▶ _Data supplied_:
---
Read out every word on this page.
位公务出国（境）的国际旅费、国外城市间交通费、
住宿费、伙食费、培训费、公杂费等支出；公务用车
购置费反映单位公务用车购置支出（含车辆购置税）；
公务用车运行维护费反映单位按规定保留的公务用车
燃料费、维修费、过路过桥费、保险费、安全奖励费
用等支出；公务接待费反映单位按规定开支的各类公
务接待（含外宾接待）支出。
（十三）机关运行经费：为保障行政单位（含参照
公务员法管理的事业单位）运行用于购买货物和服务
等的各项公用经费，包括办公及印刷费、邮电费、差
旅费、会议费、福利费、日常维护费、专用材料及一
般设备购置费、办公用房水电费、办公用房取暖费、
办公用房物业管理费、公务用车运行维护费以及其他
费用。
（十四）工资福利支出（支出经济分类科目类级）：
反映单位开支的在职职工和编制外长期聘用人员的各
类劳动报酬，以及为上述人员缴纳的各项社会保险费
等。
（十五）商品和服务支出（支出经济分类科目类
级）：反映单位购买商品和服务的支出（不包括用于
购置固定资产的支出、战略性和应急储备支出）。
---
▶ _What you will do_: Output the records exactly, including every line.

▶ _Output of the task_:
Read out every word on this page.
位公务出国（境）的国际旅费、国外城市间交通费、
住宿费、伙食费、培训费、公杂费等支出；公务用车
购置费反映单位公务用车购置支出（含车辆购置税）；
公务用车运行维护费反映单位按规定保留的公务用车
燃料费、维修费、过路过桥费、保险费、安全奖励费
用等支出；公务接待费反映单位按规定开支的各类公
务接待（含外宾接待）支出。
（十三）机关运行经费：为保障行政单位（含参照
公务员法管理的事业单位）运行用于购买货物和服务
等的各项公用经费，包括办公及印刷费、邮电费、差
旅费、会议费、福利费、日常维护费、专用材料及一
般设备购置费、办公用房水电费、办公用房取暖费、
办公用房物业管理费、公务用车运行维护费以及其他
费用。
（十四）工资福利支出（支出经济分类科目类级）：
反映单位开支的在职职工和编制外长期聘用人员的各
类劳动报酬，以及为上述人员缴纳的各项社会保险费
等。
（十五）商品和服务支出（支出经济分类科目类
级）：反映单位购买商品和服务的支出（不包括用于
购置固定资产的支出、战略性和应急储备支出）。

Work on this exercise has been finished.